DO THIS: Write out all of the entries exactly as given.
————————
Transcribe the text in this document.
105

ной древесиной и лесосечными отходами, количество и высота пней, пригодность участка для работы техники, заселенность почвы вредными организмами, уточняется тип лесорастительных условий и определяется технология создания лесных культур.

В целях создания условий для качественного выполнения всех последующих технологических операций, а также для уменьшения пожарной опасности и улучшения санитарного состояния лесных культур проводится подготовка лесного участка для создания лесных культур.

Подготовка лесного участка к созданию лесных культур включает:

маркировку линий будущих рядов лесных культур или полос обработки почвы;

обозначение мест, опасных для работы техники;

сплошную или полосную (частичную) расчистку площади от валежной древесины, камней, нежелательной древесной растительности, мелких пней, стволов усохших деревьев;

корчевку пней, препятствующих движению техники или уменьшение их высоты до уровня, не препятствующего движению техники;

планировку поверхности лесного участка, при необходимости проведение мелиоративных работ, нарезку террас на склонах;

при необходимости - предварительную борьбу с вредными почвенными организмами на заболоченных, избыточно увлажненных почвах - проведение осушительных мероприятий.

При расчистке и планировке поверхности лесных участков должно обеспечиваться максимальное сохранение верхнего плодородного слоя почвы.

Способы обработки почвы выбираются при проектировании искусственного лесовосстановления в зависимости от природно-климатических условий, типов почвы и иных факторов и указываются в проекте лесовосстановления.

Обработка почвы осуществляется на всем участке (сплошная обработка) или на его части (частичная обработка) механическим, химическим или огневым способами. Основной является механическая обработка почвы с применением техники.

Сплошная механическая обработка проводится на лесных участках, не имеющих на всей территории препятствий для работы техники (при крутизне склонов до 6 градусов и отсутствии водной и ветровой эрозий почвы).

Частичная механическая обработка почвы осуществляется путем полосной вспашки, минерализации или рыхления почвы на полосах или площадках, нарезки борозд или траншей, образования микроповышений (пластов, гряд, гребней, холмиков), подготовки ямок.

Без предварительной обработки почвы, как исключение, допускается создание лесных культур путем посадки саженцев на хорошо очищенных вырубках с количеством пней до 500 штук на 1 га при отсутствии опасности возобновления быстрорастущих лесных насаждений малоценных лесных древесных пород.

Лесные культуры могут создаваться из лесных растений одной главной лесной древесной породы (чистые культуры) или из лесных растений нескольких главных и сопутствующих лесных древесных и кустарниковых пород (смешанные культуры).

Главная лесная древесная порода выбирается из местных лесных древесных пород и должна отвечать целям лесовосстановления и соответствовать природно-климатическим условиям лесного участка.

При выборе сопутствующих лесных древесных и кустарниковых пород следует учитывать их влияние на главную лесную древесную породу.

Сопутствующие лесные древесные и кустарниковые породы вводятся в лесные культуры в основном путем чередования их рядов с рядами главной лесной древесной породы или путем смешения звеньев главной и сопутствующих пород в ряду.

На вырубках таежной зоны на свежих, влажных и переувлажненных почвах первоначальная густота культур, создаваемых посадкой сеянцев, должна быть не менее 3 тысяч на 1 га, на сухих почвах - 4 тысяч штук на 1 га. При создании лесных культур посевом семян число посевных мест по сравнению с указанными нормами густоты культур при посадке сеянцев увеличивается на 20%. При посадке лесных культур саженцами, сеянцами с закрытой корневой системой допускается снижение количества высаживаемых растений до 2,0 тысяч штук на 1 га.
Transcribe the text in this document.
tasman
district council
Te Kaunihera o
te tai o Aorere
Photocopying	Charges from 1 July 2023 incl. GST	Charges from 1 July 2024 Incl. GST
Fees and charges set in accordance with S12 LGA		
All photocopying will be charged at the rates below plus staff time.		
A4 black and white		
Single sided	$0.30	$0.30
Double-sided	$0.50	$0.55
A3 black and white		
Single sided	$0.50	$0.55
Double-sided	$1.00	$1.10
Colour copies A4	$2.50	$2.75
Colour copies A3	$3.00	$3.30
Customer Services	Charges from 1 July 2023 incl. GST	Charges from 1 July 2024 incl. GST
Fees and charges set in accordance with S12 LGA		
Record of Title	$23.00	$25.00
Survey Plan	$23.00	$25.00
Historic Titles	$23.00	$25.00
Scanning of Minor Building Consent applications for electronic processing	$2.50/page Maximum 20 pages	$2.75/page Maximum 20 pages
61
————————
EXERCISE RESPONSE:
Transcribe the text in this document.
105

ной древесиной и лесосечными отходами, количество и высота пней, пригодность участка для работы техники, заселенность почвы вредными организмами, уточняется тип лесорастительных условий и определяется технология создания лесных культур.

В целях создания условий для качественного выполнения всех последующих технологических операций, а также для уменьшения пожарной опасности и улучшения санитарного состояния лесных культур проводится подготовка лесного участка для создания лесных культур.

Подготовка лесного участка к созданию лесных культур включает:

маркировку линий будущих рядов лесных культур или полос обработки почвы;

обозначение мест, опасных для работы техники;

сплошную или полосную (частичную) расчистку площади от валежной древесины, камней, нежелательной древесной растительности, мелких пней, стволов усохших деревьев;

корчевку пней, препятствующих движению техники или уменьшение их высоты до уровня, не препятствующего движению техники;

планировку поверхности лесного участка, при необходимости проведение мелиоративных работ, нарезку террас на склонах;

при необходимости - предварительную борьбу с вредными почвенными организмами на заболоченных, избыточно увлажненных почвах - проведение осушительных мероприятий.

При расчистке и планировке поверхности лесных участков должно обеспечиваться максимальное сохранение верхнего плодородного слоя почвы.

Способы обработки почвы выбираются при проектировании искусственного лесовосстановления в зависимости от природно-климатических условий, типов почвы и иных факторов и указываются в проекте лесовосстановления.

Обработка почвы осуществляется на всем участке (сплошная обработка) или на его части (частичная обработка) механическим, химическим или огневым способами. Основной является механическая обработка почвы с применением техники.

Сплошная механическая обработка проводится на лесных участках, не имеющих на всей территории препятствий для работы техники (при крутизне склонов до 6 градусов и отсутствии водной и ветровой эрозий почвы).

Частичная механическая обработка почвы осуществляется путем полосной вспашки, минерализации или рыхления почвы на полосах или площадках, нарезки борозд или траншей, образования микроповышений (пластов, гряд, гребней, холмиков), подготовки ямок.

Без предварительной обработки почвы, как исключение, допускается создание лесных культур путем посадки саженцев на хорошо очищенных вырубках с количеством пней до 500 штук на 1 га при отсутствии опасности возобновления быстрорастущих лесных насаждений малоценных лесных древесных пород.

Лесные культуры могут создаваться из лесных растений одной главной лесной древесной породы (чистые культуры) или из лесных растений нескольких главных и сопутствующих лесных древесных и кустарниковых пород (смешанные культуры).

Главная лесная древесная порода выбирается из местных лесных древесных пород и должна отвечать целям лесовосстановления и соответствовать природно-климатическим условиям лесного участка.

При выборе сопутствующих лесных древесных и кустарниковых пород следует учитывать их влияние на главную лесную древесную породу.

Сопутствующие лесные древесные и кустарниковые породы вводятся в лесные культуры в основном путем чередования их рядов с рядами главной лесной древесной породы или путем смешения звеньев главной и сопутствующих пород в ряду.

На вырубках таежной зоны на свежих, влажных и переувлажненных почвах первоначальная густота культур, создаваемых посадкой сеянцев, должна быть не менее 3 тысяч на 1 га, на сухих почвах - 4 тысяч штук на 1 га. При создании лесных культур посевом семян число посевных мест по сравнению с указанными нормами густоты культур при посадке сеянцев увеличивается на 20%. При посадке лесных культур саженцами, сеянцами с закрытой корневой системой допускается снижение количества высаживаемых растений до 2,0 тысяч штук на 1 га.
Transcribe the text in this document.
tasman
district council
Te Kaunihera o
te tai o Aorere
Photocopying	Charges from 1 July 2023 incl. GST	Charges from 1 July 2024 Incl. GST
Fees and charges set in accordance with S12 LGA		
All photocopying will be charged at the rates below plus staff time.		
A4 black and white		
Single sided	$0.30	$0.30
Double-sided	$0.50	$0.55
A3 black and white		
Single sided	$0.50	$0.55
Double-sided	$1.00	$1.10
Colour copies A4	$2.50	$2.75
Colour copies A3	$3.00	$3.30
Customer Services	Charges from 1 July 2023 incl. GST	Charges from 1 July 2024 incl. GST
Fees and charges set in accordance with S12 LGA		
Record of Title	$23.00	$25.00
Survey Plan	$23.00	$25.00
Historic Titles	$23.00	$25.00
Scanning of Minor Building Consent applications for electronic processing	$2.50/page Maximum 20 pages	$2.75/page Maximum 20 pages
61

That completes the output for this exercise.